Given data start

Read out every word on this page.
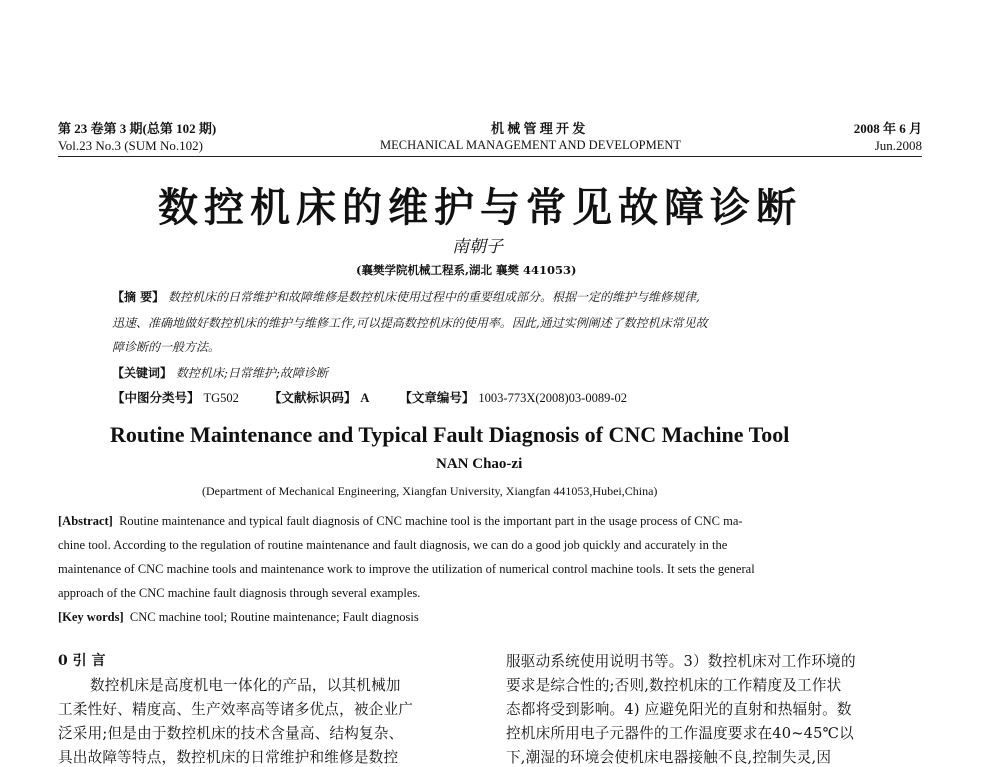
第 23 卷第 3 期(总第 102 期)
Vol.23 No.3 (SUM No.102)
机 械 管 理 开 发
MECHANICAL MANAGEMENT AND DEVELOPMENT
2008 年 6 月
Jun.2008
数控机床的维护与常见故障诊断
南朝子
(襄樊学院机械工程系,湖北 襄樊 441053)
【摘 要】 数控机床的日常维护和故障维修是数控机床使用过程中的重要组成部分。根据一定的维护与维修规律,
迅速、准确地做好数控机床的维护与维修工作,可以提高数控机床的使用率。因此,通过实例阐述了数控机床常见故
障诊断的一般方法。
【关键词】 数控机床;日常维护;故障诊断
【中图分类号】 TG502 【文献标识码】 A 【文章编号】 1003-773X(2008)03-0089-02
Routine Maintenance and Typical Fault Diagnosis of CNC Machine Tool
NAN Chao-zi
(Department of Mechanical Engineering, Xiangfan University, Xiangfan 441053,Hubei,China)
[Abstract] Routine maintenance and typical fault diagnosis of CNC machine tool is the important part in the usage process of CNC ma-
chine tool. According to the regulation of routine maintenance and fault diagnosis, we can do a good job quickly and accurately in the
maintenance of CNC machine tools and maintenance work to improve the utilization of numerical control machine tools. It sets the general
approach of the CNC machine fault diagnosis through several examples.
[Key words] CNC machine tool; Routine maintenance; Fault diagnosis
0 引 言
数控机床是高度机电一体化的产品，以其机械加
工柔性好、精度高、生产效率高等诸多优点，被企业广
泛采用;但是由于数控机床的技术含量高、结构复杂、
具出故障等特点，数控机床的日常维护和维修是数控
服驱动系统使用说明书等。3）数控机床对工作环境的
要求是综合性的;否则,数控机床的工作精度及工作状
态都将受到影响。4) 应避免阳光的直射和热辐射。数
控机床所用电子元器件的工作温度要求在40~45℃以
下,潮湿的环境会使机床电器接触不良,控制失灵,因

Given data end

**Exercise:**
Reproduce all of the material exactly, apart from the pictures.

**Response to this task:**
Read out every word on this page.
第 23 卷第 3 期(总第 102 期)
Vol.23 No.3 (SUM No.102)
机 械 管 理 开 发
MECHANICAL MANAGEMENT AND DEVELOPMENT
2008 年 6 月
Jun.2008
数控机床的维护与常见故障诊断
南朝子
(襄樊学院机械工程系,湖北 襄樊 441053)
【摘 要】 数控机床的日常维护和故障维修是数控机床使用过程中的重要组成部分。根据一定的维护与维修规律,
迅速、准确地做好数控机床的维护与维修工作,可以提高数控机床的使用率。因此,通过实例阐述了数控机床常见故
障诊断的一般方法。
【关键词】 数控机床;日常维护;故障诊断
【中图分类号】 TG502 【文献标识码】 A 【文章编号】 1003-773X(2008)03-0089-02
Routine Maintenance and Typical Fault Diagnosis of CNC Machine Tool
NAN Chao-zi
(Department of Mechanical Engineering, Xiangfan University, Xiangfan 441053,Hubei,China)
[Abstract] Routine maintenance and typical fault diagnosis of CNC machine tool is the important part in the usage process of CNC ma-
chine tool. According to the regulation of routine maintenance and fault diagnosis, we can do a good job quickly and accurately in the
maintenance of CNC machine tools and maintenance work to improve the utilization of numerical control machine tools. It sets the general
approach of the CNC machine fault diagnosis through several examples.
[Key words] CNC machine tool; Routine maintenance; Fault diagnosis
0 引 言
数控机床是高度机电一体化的产品，以其机械加
工柔性好、精度高、生产效率高等诸多优点，被企业广
泛采用;但是由于数控机床的技术含量高、结构复杂、
具出故障等特点，数控机床的日常维护和维修是数控
服驱动系统使用说明书等。3）数控机床对工作环境的
要求是综合性的;否则,数控机床的工作精度及工作状
态都将受到影响。4) 应避免阳光的直射和热辐射。数
控机床所用电子元器件的工作温度要求在40~45℃以
下,潮湿的环境会使机床电器接触不良,控制失灵,因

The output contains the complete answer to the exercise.